===== Dataset entries

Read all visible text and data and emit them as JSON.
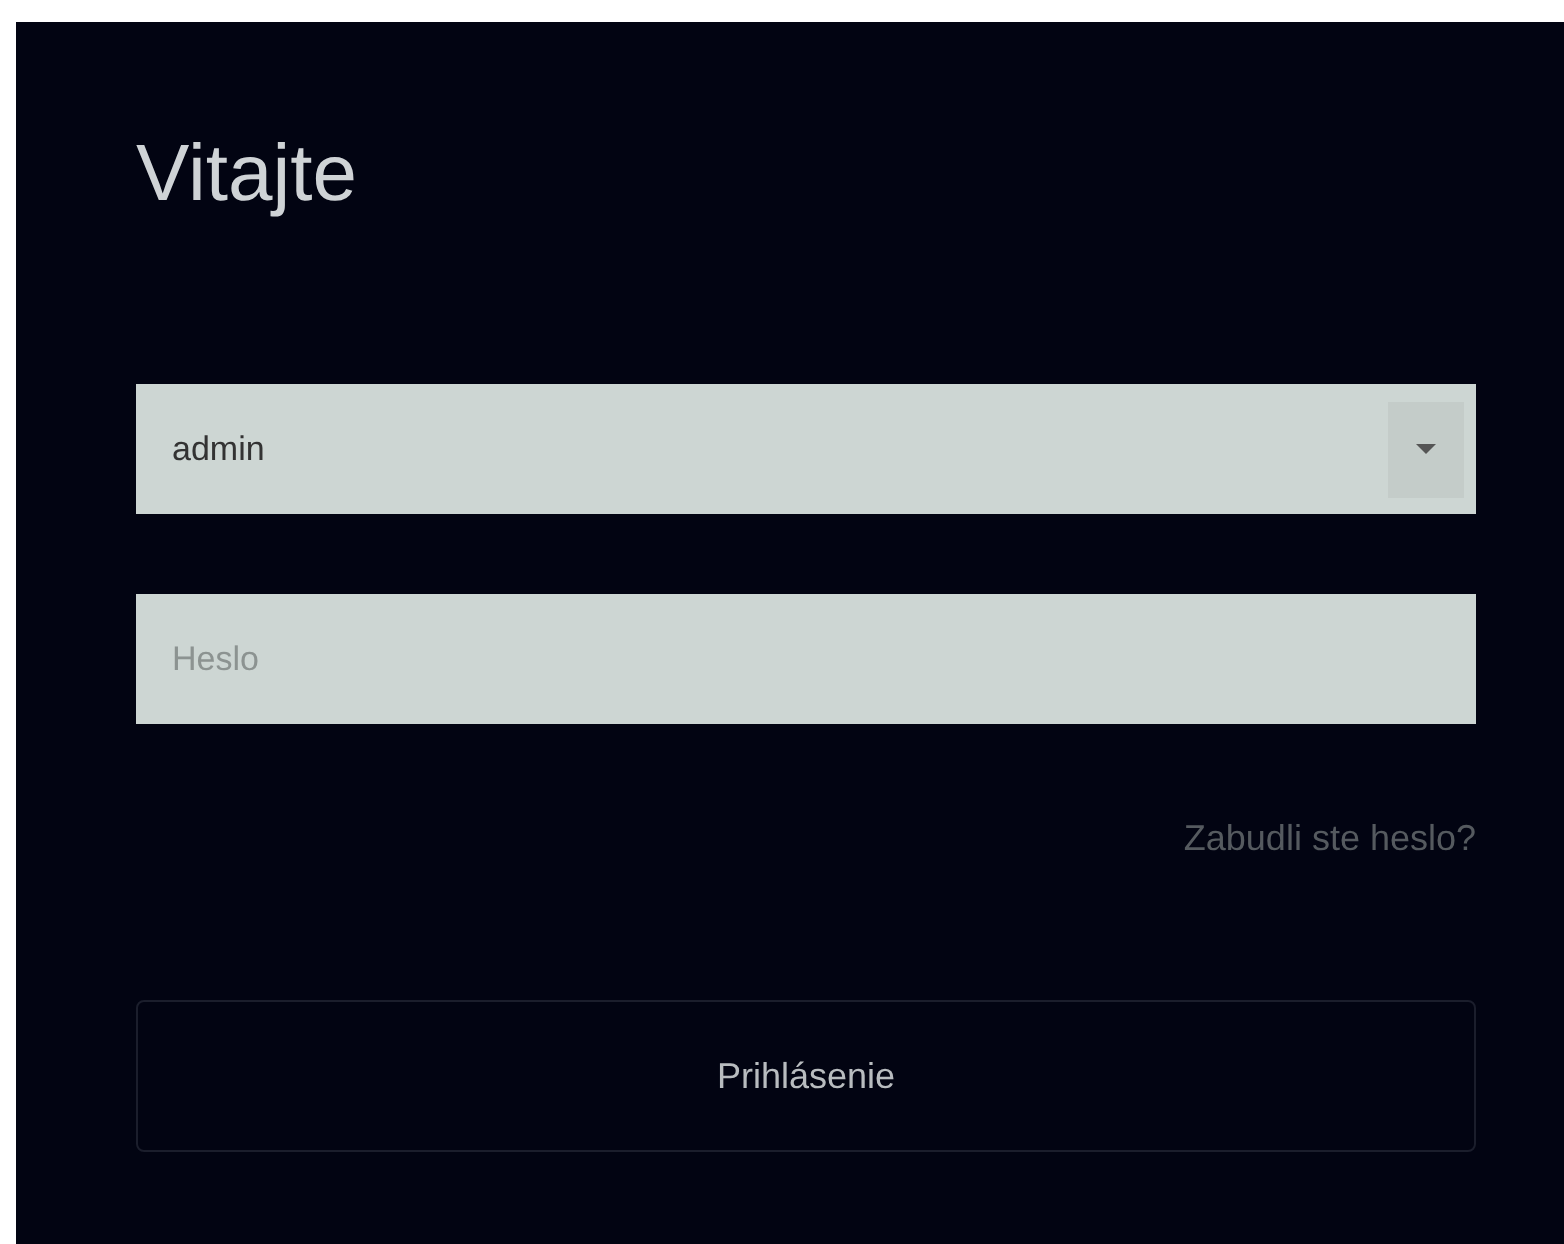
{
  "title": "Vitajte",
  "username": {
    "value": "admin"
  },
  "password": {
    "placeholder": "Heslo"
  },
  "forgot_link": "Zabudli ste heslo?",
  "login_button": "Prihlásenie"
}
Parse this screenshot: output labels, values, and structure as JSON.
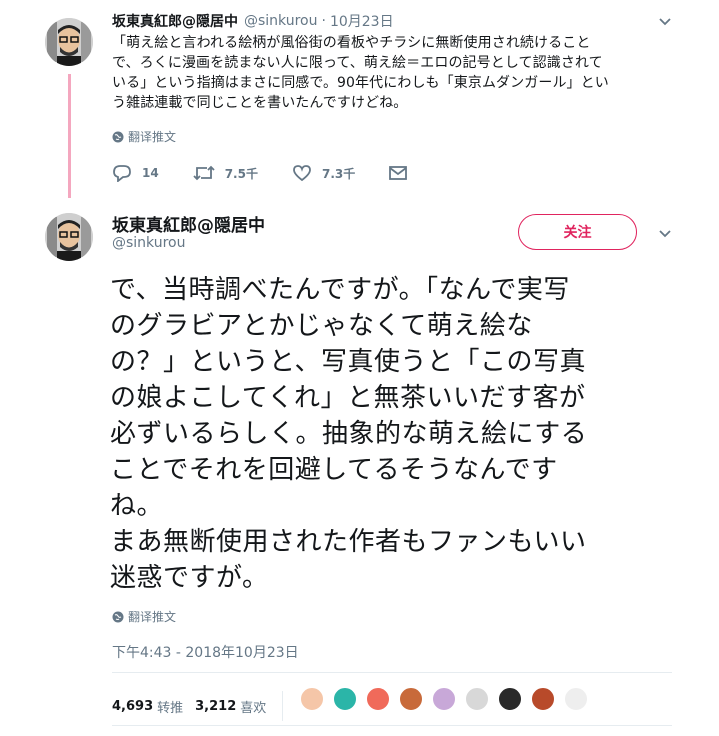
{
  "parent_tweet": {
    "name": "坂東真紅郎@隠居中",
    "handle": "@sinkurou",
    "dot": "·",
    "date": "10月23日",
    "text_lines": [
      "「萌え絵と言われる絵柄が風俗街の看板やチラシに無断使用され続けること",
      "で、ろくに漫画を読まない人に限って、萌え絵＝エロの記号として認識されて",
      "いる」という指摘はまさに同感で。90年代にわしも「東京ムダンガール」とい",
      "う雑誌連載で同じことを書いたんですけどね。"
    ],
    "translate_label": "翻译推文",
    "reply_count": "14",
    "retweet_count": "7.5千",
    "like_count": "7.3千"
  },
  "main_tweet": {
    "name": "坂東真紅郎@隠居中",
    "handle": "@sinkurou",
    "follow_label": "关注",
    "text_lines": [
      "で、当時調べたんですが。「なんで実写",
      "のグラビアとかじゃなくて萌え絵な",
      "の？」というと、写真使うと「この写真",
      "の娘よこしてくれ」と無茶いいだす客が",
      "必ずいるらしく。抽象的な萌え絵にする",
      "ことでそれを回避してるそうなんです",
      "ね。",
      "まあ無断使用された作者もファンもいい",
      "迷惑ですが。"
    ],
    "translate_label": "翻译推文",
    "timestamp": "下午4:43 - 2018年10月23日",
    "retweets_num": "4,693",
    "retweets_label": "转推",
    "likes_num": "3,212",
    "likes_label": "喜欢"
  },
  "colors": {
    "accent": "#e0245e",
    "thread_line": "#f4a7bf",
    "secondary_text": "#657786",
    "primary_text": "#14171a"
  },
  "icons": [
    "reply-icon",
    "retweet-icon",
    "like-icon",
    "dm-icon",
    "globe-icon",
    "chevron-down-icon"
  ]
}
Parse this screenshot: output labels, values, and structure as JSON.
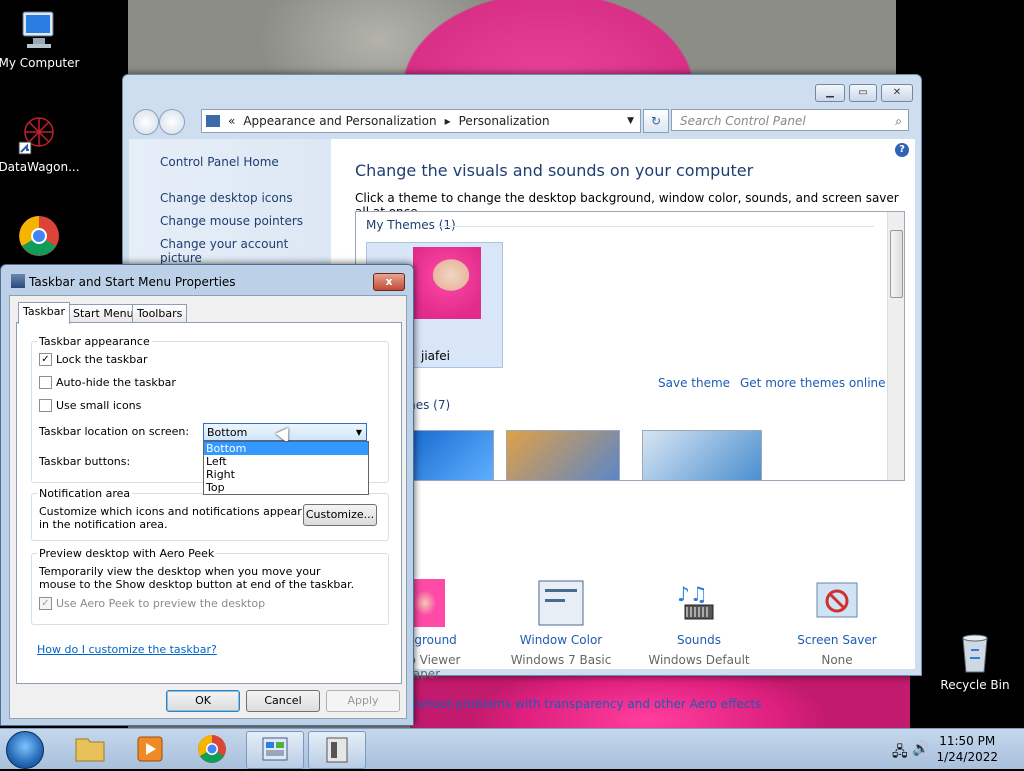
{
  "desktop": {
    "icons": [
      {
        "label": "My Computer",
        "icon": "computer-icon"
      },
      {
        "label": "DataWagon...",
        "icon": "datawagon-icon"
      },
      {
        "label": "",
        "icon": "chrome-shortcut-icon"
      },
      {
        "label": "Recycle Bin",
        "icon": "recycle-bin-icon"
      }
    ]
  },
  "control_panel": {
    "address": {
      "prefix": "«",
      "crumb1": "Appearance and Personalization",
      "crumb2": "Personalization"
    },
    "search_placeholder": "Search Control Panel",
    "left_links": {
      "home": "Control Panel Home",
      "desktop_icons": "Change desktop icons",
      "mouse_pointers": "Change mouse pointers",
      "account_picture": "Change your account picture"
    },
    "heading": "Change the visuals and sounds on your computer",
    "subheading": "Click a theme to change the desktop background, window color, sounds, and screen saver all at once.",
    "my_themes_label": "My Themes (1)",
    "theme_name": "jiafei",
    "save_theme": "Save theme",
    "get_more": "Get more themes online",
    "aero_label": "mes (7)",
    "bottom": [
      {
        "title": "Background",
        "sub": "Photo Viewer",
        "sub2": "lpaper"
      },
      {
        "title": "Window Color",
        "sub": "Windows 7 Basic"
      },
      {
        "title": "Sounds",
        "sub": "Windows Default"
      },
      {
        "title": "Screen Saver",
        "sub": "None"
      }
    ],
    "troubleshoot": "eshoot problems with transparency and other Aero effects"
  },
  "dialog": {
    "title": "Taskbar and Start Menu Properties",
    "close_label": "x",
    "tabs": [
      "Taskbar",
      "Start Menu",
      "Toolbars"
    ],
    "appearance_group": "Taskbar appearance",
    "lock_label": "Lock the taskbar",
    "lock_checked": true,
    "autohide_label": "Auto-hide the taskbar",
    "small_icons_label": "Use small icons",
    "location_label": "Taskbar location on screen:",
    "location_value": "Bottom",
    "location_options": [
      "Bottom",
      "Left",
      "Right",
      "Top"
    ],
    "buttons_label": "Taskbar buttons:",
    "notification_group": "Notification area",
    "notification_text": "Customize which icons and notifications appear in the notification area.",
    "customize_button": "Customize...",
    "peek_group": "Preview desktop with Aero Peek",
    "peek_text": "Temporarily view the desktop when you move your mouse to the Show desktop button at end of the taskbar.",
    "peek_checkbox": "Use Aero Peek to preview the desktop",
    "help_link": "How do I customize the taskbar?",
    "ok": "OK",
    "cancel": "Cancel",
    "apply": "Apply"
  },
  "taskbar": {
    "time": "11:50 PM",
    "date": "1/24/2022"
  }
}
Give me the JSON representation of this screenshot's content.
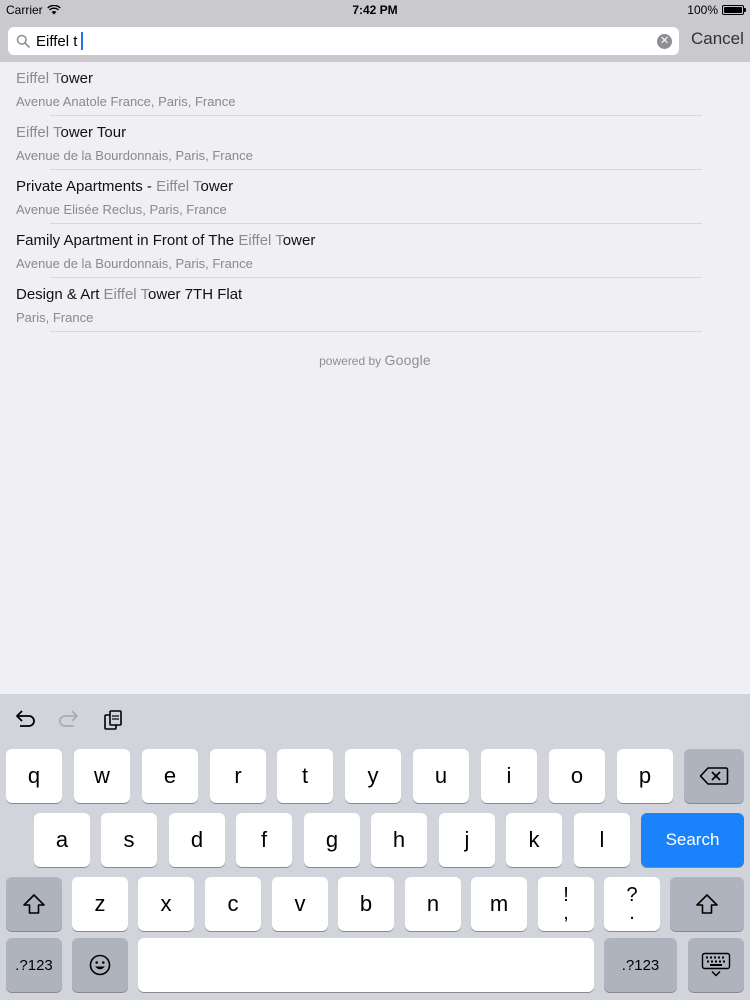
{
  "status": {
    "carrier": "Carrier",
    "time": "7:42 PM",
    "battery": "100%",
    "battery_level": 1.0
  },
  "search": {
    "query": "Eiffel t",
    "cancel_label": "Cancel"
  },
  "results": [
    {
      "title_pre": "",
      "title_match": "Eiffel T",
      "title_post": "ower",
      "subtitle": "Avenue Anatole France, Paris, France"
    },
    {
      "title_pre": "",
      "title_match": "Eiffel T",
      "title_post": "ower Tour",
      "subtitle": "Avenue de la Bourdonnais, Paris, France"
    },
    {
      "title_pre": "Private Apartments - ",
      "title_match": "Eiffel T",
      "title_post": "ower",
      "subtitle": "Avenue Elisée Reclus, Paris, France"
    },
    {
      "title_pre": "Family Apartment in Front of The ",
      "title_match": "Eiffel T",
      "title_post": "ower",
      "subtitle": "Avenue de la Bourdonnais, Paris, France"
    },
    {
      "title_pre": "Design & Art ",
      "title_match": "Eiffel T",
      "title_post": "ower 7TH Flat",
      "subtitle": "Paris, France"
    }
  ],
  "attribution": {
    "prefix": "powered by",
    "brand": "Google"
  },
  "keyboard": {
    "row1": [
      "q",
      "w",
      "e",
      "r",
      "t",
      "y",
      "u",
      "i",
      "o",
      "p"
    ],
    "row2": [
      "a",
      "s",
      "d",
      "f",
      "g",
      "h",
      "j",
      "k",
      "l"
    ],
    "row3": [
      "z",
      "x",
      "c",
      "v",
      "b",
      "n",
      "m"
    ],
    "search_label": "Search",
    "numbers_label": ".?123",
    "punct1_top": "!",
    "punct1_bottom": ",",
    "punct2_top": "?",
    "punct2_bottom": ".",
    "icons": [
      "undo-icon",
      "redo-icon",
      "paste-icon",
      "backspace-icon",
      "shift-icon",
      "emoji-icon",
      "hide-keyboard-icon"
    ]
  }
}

==========

Written instruction:
Without the pictures, repeat all the records word for word.

Final answer:
Read all visible text and data and emit them as JSON.
{
  "title": "Vitajte",
  "username": {
    "value": "admin"
  },
  "password": {
    "placeholder": "Heslo"
  },
  "forgot_link": "Zabudli ste heslo?",
  "login_button": "Prihlásenie"
}
Parse this screenshot: output labels, values, and structure as JSON.
{
  "parent_tweet": {
    "name": "坂東真紅郎@隠居中",
    "handle": "@sinkurou",
    "dot": "·",
    "date": "10月23日",
    "text_lines": [
      "「萌え絵と言われる絵柄が風俗街の看板やチラシに無断使用され続けること",
      "で、ろくに漫画を読まない人に限って、萌え絵＝エロの記号として認識されて",
      "いる」という指摘はまさに同感で。90年代にわしも「東京ムダンガール」とい",
      "う雑誌連載で同じことを書いたんですけどね。"
    ],
    "translate_label": "翻译推文",
    "reply_count": "14",
    "retweet_count": "7.5千",
    "like_count": "7.3千"
  },
  "main_tweet": {
    "name": "坂東真紅郎@隠居中",
    "handle": "@sinkurou",
    "follow_label": "关注",
    "text_lines": [
      "で、当時調べたんですが。「なんで実写",
      "のグラビアとかじゃなくて萌え絵な",
      "の？」というと、写真使うと「この写真",
      "の娘よこしてくれ」と無茶いいだす客が",
      "必ずいるらしく。抽象的な萌え絵にする",
      "ことでそれを回避してるそうなんです",
      "ね。",
      "まあ無断使用された作者もファンもいい",
      "迷惑ですが。"
    ],
    "translate_label": "翻译推文",
    "timestamp": "下午4:43 - 2018年10月23日",
    "retweets_num": "4,693",
    "retweets_label": "转推",
    "likes_num": "3,212",
    "likes_label": "喜欢"
  },
  "colors": {
    "accent": "#e0245e",
    "thread_line": "#f4a7bf",
    "secondary_text": "#657786",
    "primary_text": "#14171a"
  },
  "icons": [
    "reply-icon",
    "retweet-icon",
    "like-icon",
    "dm-icon",
    "globe-icon",
    "chevron-down-icon"
  ]
}
Parse this screenshot: output labels, values, and structure as JSON.
{
  "desktop": {
    "icons": [
      {
        "label": "My Computer",
        "icon": "computer-icon"
      },
      {
        "label": "DataWagon...",
        "icon": "datawagon-icon"
      },
      {
        "label": "",
        "icon": "chrome-shortcut-icon"
      },
      {
        "label": "Recycle Bin",
        "icon": "recycle-bin-icon"
      }
    ]
  },
  "control_panel": {
    "address": {
      "prefix": "«",
      "crumb1": "Appearance and Personalization",
      "crumb2": "Personalization"
    },
    "search_placeholder": "Search Control Panel",
    "left_links": {
      "home": "Control Panel Home",
      "desktop_icons": "Change desktop icons",
      "mouse_pointers": "Change mouse pointers",
      "account_picture": "Change your account picture"
    },
    "heading": "Change the visuals and sounds on your computer",
    "subheading": "Click a theme to change the desktop background, window color, sounds, and screen saver all at once.",
    "my_themes_label": "My Themes (1)",
    "theme_name": "jiafei",
    "save_theme": "Save theme",
    "get_more": "Get more themes online",
    "aero_label": "mes (7)",
    "bottom": [
      {
        "title": "Background",
        "sub": "Photo Viewer",
        "sub2": "lpaper"
      },
      {
        "title": "Window Color",
        "sub": "Windows 7 Basic"
      },
      {
        "title": "Sounds",
        "sub": "Windows Default"
      },
      {
        "title": "Screen Saver",
        "sub": "None"
      }
    ],
    "troubleshoot": "eshoot problems with transparency and other Aero effects"
  },
  "dialog": {
    "title": "Taskbar and Start Menu Properties",
    "close_label": "x",
    "tabs": [
      "Taskbar",
      "Start Menu",
      "Toolbars"
    ],
    "appearance_group": "Taskbar appearance",
    "lock_label": "Lock the taskbar",
    "lock_checked": true,
    "autohide_label": "Auto-hide the taskbar",
    "small_icons_label": "Use small icons",
    "location_label": "Taskbar location on screen:",
    "location_value": "Bottom",
    "location_options": [
      "Bottom",
      "Left",
      "Right",
      "Top"
    ],
    "buttons_label": "Taskbar buttons:",
    "notification_group": "Notification area",
    "notification_text": "Customize which icons and notifications appear in the notification area.",
    "customize_button": "Customize...",
    "peek_group": "Preview desktop with Aero Peek",
    "peek_text": "Temporarily view the desktop when you move your mouse to the Show desktop button at end of the taskbar.",
    "peek_checkbox": "Use Aero Peek to preview the desktop",
    "help_link": "How do I customize the taskbar?",
    "ok": "OK",
    "cancel": "Cancel",
    "apply": "Apply"
  },
  "taskbar": {
    "time": "11:50 PM",
    "date": "1/24/2022"
  }
}
Give me the JSON representation of this screenshot's content.
{
  "status": {
    "carrier": "Carrier",
    "time": "7:42 PM",
    "battery": "100%",
    "battery_level": 1.0
  },
  "search": {
    "query": "Eiffel t",
    "cancel_label": "Cancel"
  },
  "results": [
    {
      "title_pre": "",
      "title_match": "Eiffel T",
      "title_post": "ower",
      "subtitle": "Avenue Anatole France, Paris, France"
    },
    {
      "title_pre": "",
      "title_match": "Eiffel T",
      "title_post": "ower Tour",
      "subtitle": "Avenue de la Bourdonnais, Paris, France"
    },
    {
      "title_pre": "Private Apartments - ",
      "title_match": "Eiffel T",
      "title_post": "ower",
      "subtitle": "Avenue Elisée Reclus, Paris, France"
    },
    {
      "title_pre": "Family Apartment in Front of The ",
      "title_match": "Eiffel T",
      "title_post": "ower",
      "subtitle": "Avenue de la Bourdonnais, Paris, France"
    },
    {
      "title_pre": "Design & Art ",
      "title_match": "Eiffel T",
      "title_post": "ower 7TH Flat",
      "subtitle": "Paris, France"
    }
  ],
  "attribution": {
    "prefix": "powered by",
    "brand": "Google"
  },
  "keyboard": {
    "row1": [
      "q",
      "w",
      "e",
      "r",
      "t",
      "y",
      "u",
      "i",
      "o",
      "p"
    ],
    "row2": [
      "a",
      "s",
      "d",
      "f",
      "g",
      "h",
      "j",
      "k",
      "l"
    ],
    "row3": [
      "z",
      "x",
      "c",
      "v",
      "b",
      "n",
      "m"
    ],
    "search_label": "Search",
    "numbers_label": ".?123",
    "punct1_top": "!",
    "punct1_bottom": ",",
    "punct2_top": "?",
    "punct2_bottom": ".",
    "icons": [
      "undo-icon",
      "redo-icon",
      "paste-icon",
      "backspace-icon",
      "shift-icon",
      "emoji-icon",
      "hide-keyboard-icon"
    ]
  }
}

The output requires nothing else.